TEXT FOR ANALYSIS ▸

Professionally, banking is the only job Dawn Martin has ever had.
She started in high school, doing odd jobs and running the proof machine at a local branch. Then in the '90s, on the recommendation of a friend, she decided to apply to the mortgage department at Savings Bank of Walpole in Keene.
She's now been there for 27 years, advancing through the ranks to her current position as vice president of mortgage lending. And, in the Monadnock Region, the Sullivan resident is known for this and a host of other roles -- advocate, volunteer, community leader and devoted mother, among them, earning her the distinction as one of this year's Extraordinary Women.
"Her commitment to helping others is sincere and knows no limits as she is somehow there for anyone who needs her. Her caring nature has manifested itself into becoming a magnet for those experiencing hardship, whether she knows them or not," says Savings Bank of Walpole President Mark Bodin in his nomination of Martin. "… Quite simply, Dawn cares."

QUESTIONS ▸
**a.** Transcribe the passage of the Dawn Martin profile starting at "Professionally, banking is" and ending at "Walpole in Keene.".
**b.** According to the Dawn Martin profile, what is her current position at Savings Bank of Walpole?
The material that comes next is from a different source than the profile above.

DATASET ▸

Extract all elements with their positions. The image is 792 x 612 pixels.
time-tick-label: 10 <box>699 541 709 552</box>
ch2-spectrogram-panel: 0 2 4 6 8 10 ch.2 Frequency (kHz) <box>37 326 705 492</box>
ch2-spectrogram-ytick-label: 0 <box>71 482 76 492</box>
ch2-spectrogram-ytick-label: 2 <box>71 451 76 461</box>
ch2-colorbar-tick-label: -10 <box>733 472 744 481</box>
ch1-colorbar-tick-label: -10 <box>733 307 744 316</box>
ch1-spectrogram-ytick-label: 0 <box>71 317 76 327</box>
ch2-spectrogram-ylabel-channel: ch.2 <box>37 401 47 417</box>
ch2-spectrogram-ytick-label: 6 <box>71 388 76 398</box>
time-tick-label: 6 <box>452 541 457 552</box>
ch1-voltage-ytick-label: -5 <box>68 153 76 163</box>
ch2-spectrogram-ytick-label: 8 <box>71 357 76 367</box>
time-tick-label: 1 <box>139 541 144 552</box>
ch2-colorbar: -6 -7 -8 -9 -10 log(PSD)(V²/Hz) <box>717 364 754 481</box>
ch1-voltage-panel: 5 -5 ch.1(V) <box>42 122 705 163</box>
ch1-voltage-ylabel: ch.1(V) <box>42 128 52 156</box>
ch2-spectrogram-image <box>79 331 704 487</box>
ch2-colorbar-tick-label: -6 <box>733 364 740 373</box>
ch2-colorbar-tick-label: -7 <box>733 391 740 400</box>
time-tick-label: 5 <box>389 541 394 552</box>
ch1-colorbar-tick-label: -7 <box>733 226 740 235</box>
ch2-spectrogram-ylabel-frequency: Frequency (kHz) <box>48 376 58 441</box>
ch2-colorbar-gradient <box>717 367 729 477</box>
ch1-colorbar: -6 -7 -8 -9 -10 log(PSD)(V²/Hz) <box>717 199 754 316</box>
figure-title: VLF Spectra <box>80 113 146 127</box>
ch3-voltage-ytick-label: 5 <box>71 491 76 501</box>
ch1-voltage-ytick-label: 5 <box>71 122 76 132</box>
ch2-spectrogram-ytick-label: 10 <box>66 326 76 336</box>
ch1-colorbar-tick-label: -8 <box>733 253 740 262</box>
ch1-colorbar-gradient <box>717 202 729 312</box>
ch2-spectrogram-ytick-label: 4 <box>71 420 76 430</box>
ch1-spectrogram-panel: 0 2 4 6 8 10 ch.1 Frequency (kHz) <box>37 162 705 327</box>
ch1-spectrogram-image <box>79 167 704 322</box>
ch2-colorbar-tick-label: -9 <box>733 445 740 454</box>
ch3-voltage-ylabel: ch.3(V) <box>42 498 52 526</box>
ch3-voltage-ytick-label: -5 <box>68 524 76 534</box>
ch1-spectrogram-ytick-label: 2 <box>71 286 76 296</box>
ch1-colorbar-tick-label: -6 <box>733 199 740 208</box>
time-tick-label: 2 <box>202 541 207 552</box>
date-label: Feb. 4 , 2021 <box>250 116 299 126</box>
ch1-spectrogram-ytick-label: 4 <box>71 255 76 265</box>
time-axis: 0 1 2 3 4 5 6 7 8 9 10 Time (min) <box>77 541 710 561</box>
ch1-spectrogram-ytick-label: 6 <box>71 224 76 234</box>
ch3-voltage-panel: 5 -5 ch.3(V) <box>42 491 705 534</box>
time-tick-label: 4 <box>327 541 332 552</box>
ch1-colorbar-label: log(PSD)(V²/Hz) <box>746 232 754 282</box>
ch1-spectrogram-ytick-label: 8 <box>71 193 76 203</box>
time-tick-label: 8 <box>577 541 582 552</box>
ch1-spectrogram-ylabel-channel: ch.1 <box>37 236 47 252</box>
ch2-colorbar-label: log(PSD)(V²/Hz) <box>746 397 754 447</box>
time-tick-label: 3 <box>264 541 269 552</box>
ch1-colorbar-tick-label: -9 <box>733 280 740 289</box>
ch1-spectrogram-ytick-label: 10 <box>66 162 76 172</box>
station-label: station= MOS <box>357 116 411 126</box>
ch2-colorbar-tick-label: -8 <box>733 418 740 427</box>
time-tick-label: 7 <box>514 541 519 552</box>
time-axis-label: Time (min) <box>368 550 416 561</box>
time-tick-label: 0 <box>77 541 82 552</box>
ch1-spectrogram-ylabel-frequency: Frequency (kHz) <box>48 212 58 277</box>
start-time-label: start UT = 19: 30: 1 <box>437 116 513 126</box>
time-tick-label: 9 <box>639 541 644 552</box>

ANSWER LIST ▸
**a.**
Professionally, banking is the only job Dawn Martin has ever had.
She started in high school, doing odd jobs and running the proof machine at a local branch. Then in the '90s, on the recommendation of a friend, she decided to apply to the mortgage department at Savings Bank of Walpole in Keene.

**b.** Vice president of mortgage lending.